▸ **PROBLEM DETAILS**:
Each entry below is to be transcribed exactly.

▸ **RECORDS FOR THIS TASK**:
────
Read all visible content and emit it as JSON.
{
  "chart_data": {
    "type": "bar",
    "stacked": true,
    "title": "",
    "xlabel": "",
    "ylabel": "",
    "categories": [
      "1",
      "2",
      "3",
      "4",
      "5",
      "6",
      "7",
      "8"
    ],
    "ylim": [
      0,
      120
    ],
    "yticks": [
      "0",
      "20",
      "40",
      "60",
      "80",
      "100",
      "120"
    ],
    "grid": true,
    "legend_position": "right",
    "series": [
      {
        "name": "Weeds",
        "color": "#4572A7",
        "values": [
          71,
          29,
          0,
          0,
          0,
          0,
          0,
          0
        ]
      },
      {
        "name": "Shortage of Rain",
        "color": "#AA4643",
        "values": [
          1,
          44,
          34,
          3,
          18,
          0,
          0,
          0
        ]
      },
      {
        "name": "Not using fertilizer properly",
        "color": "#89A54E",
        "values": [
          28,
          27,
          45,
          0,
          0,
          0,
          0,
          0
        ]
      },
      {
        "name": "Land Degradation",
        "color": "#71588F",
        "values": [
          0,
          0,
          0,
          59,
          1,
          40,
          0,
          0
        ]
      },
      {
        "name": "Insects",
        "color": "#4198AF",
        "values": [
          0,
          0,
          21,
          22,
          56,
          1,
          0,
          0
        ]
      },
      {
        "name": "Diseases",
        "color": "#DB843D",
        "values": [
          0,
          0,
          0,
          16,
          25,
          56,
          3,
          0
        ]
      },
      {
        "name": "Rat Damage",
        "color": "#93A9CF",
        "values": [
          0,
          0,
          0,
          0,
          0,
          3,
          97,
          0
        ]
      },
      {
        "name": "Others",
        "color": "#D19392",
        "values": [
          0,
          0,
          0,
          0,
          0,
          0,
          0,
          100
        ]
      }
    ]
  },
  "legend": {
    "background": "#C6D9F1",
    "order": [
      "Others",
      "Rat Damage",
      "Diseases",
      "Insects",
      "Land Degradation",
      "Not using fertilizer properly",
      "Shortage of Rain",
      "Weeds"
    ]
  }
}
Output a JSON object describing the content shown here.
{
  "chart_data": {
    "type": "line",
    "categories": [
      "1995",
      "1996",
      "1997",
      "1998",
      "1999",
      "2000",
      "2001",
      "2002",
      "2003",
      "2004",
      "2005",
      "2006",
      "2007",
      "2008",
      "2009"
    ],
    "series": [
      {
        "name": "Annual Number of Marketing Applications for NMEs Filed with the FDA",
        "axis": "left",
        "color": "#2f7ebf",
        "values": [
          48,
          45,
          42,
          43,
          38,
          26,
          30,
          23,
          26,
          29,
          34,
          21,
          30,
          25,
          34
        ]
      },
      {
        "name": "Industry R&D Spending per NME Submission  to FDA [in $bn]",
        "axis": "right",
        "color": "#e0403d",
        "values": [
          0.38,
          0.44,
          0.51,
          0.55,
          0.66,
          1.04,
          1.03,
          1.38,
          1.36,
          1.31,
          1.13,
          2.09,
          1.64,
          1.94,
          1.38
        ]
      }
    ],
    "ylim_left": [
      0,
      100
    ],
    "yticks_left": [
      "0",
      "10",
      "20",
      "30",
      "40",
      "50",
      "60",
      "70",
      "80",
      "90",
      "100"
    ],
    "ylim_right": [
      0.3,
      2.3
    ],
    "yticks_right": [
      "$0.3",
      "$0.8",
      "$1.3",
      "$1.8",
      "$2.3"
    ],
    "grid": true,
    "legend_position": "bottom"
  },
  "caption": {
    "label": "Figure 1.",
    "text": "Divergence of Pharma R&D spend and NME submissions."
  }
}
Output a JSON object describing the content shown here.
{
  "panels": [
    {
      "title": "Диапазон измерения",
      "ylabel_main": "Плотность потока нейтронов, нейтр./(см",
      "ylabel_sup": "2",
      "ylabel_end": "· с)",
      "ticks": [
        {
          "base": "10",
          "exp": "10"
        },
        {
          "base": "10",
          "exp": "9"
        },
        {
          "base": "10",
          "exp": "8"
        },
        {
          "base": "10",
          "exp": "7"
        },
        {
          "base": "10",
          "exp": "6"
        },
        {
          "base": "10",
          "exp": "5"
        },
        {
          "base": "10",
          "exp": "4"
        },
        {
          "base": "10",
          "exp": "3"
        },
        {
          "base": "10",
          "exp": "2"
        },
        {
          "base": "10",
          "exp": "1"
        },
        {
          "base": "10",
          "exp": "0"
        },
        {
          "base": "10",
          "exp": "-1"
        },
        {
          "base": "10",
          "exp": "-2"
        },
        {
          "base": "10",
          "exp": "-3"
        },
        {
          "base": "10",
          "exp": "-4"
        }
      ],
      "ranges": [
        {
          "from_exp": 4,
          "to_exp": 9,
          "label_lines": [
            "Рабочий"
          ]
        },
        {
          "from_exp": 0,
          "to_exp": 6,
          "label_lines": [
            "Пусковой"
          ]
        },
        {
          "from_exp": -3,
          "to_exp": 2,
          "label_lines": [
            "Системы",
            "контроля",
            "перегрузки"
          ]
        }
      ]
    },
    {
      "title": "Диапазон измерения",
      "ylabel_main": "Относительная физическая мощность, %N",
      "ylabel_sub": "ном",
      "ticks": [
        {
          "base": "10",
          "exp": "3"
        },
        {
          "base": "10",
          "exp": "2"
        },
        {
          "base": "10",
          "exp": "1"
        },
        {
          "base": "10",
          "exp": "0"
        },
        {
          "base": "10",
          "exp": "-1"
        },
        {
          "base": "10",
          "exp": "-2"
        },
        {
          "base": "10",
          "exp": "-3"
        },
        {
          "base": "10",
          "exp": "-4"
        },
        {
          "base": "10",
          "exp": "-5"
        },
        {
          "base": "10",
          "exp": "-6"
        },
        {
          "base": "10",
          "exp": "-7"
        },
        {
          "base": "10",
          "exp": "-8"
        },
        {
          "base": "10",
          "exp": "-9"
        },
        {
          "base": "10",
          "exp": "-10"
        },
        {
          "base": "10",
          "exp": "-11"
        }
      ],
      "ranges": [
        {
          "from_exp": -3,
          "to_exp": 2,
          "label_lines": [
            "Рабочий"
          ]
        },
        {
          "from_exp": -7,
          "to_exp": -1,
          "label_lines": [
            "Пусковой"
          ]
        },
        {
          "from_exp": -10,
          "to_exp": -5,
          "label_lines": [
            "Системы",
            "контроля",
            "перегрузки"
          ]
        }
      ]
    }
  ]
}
────
▸ **OUTPUT FOR THIS TASK**:
Read all visible content and emit it as JSON.
{
  "chart_data": {
    "type": "bar",
    "stacked": true,
    "title": "",
    "xlabel": "",
    "ylabel": "",
    "categories": [
      "1",
      "2",
      "3",
      "4",
      "5",
      "6",
      "7",
      "8"
    ],
    "ylim": [
      0,
      120
    ],
    "yticks": [
      "0",
      "20",
      "40",
      "60",
      "80",
      "100",
      "120"
    ],
    "grid": true,
    "legend_position": "right",
    "series": [
      {
        "name": "Weeds",
        "color": "#4572A7",
        "values": [
          71,
          29,
          0,
          0,
          0,
          0,
          0,
          0
        ]
      },
      {
        "name": "Shortage of Rain",
        "color": "#AA4643",
        "values": [
          1,
          44,
          34,
          3,
          18,
          0,
          0,
          0
        ]
      },
      {
        "name": "Not using fertilizer properly",
        "color": "#89A54E",
        "values": [
          28,
          27,
          45,
          0,
          0,
          0,
          0,
          0
        ]
      },
      {
        "name": "Land Degradation",
        "color": "#71588F",
        "values": [
          0,
          0,
          0,
          59,
          1,
          40,
          0,
          0
        ]
      },
      {
        "name": "Insects",
        "color": "#4198AF",
        "values": [
          0,
          0,
          21,
          22,
          56,
          1,
          0,
          0
        ]
      },
      {
        "name": "Diseases",
        "color": "#DB843D",
        "values": [
          0,
          0,
          0,
          16,
          25,
          56,
          3,
          0
        ]
      },
      {
        "name": "Rat Damage",
        "color": "#93A9CF",
        "values": [
          0,
          0,
          0,
          0,
          0,
          3,
          97,
          0
        ]
      },
      {
        "name": "Others",
        "color": "#D19392",
        "values": [
          0,
          0,
          0,
          0,
          0,
          0,
          0,
          100
        ]
      }
    ]
  },
  "legend": {
    "background": "#C6D9F1",
    "order": [
      "Others",
      "Rat Damage",
      "Diseases",
      "Insects",
      "Land Degradation",
      "Not using fertilizer properly",
      "Shortage of Rain",
      "Weeds"
    ]
  }
}
Output a JSON object describing the content shown here.
{
  "chart_data": {
    "type": "line",
    "categories": [
      "1995",
      "1996",
      "1997",
      "1998",
      "1999",
      "2000",
      "2001",
      "2002",
      "2003",
      "2004",
      "2005",
      "2006",
      "2007",
      "2008",
      "2009"
    ],
    "series": [
      {
        "name": "Annual Number of Marketing Applications for NMEs Filed with the FDA",
        "axis": "left",
        "color": "#2f7ebf",
        "values": [
          48,
          45,
          42,
          43,
          38,
          26,
          30,
          23,
          26,
          29,
          34,
          21,
          30,
          25,
          34
        ]
      },
      {
        "name": "Industry R&D Spending per NME Submission  to FDA [in $bn]",
        "axis": "right",
        "color": "#e0403d",
        "values": [
          0.38,
          0.44,
          0.51,
          0.55,
          0.66,
          1.04,
          1.03,
          1.38,
          1.36,
          1.31,
          1.13,
          2.09,
          1.64,
          1.94,
          1.38
        ]
      }
    ],
    "ylim_left": [
      0,
      100
    ],
    "yticks_left": [
      "0",
      "10",
      "20",
      "30",
      "40",
      "50",
      "60",
      "70",
      "80",
      "90",
      "100"
    ],
    "ylim_right": [
      0.3,
      2.3
    ],
    "yticks_right": [
      "$0.3",
      "$0.8",
      "$1.3",
      "$1.8",
      "$2.3"
    ],
    "grid": true,
    "legend_position": "bottom"
  },
  "caption": {
    "label": "Figure 1.",
    "text": "Divergence of Pharma R&D spend and NME submissions."
  }
}
Output a JSON object describing the content shown here.
{
  "panels": [
    {
      "title": "Диапазон измерения",
      "ylabel_main": "Плотность потока нейтронов, нейтр./(см",
      "ylabel_sup": "2",
      "ylabel_end": "· с)",
      "ticks": [
        {
          "base": "10",
          "exp": "10"
        },
        {
          "base": "10",
          "exp": "9"
        },
        {
          "base": "10",
          "exp": "8"
        },
        {
          "base": "10",
          "exp": "7"
        },
        {
          "base": "10",
          "exp": "6"
        },
        {
          "base": "10",
          "exp": "5"
        },
        {
          "base": "10",
          "exp": "4"
        },
        {
          "base": "10",
          "exp": "3"
        },
        {
          "base": "10",
          "exp": "2"
        },
        {
          "base": "10",
          "exp": "1"
        },
        {
          "base": "10",
          "exp": "0"
        },
        {
          "base": "10",
          "exp": "-1"
        },
        {
          "base": "10",
          "exp": "-2"
        },
        {
          "base": "10",
          "exp": "-3"
        },
        {
          "base": "10",
          "exp": "-4"
        }
      ],
      "ranges": [
        {
          "from_exp": 4,
          "to_exp": 9,
          "label_lines": [
            "Рабочий"
          ]
        },
        {
          "from_exp": 0,
          "to_exp": 6,
          "label_lines": [
            "Пусковой"
          ]
        },
        {
          "from_exp": -3,
          "to_exp": 2,
          "label_lines": [
            "Системы",
            "контроля",
            "перегрузки"
          ]
        }
      ]
    },
    {
      "title": "Диапазон измерения",
      "ylabel_main": "Относительная физическая мощность, %N",
      "ylabel_sub": "ном",
      "ticks": [
        {
          "base": "10",
          "exp": "3"
        },
        {
          "base": "10",
          "exp": "2"
        },
        {
          "base": "10",
          "exp": "1"
        },
        {
          "base": "10",
          "exp": "0"
        },
        {
          "base": "10",
          "exp": "-1"
        },
        {
          "base": "10",
          "exp": "-2"
        },
        {
          "base": "10",
          "exp": "-3"
        },
        {
          "base": "10",
          "exp": "-4"
        },
        {
          "base": "10",
          "exp": "-5"
        },
        {
          "base": "10",
          "exp": "-6"
        },
        {
          "base": "10",
          "exp": "-7"
        },
        {
          "base": "10",
          "exp": "-8"
        },
        {
          "base": "10",
          "exp": "-9"
        },
        {
          "base": "10",
          "exp": "-10"
        },
        {
          "base": "10",
          "exp": "-11"
        }
      ],
      "ranges": [
        {
          "from_exp": -3,
          "to_exp": 2,
          "label_lines": [
            "Рабочий"
          ]
        },
        {
          "from_exp": -7,
          "to_exp": -1,
          "label_lines": [
            "Пусковой"
          ]
        },
        {
          "from_exp": -10,
          "to_exp": -5,
          "label_lines": [
            "Системы",
            "контроля",
            "перегрузки"
          ]
        }
      ]
    }
  ]
}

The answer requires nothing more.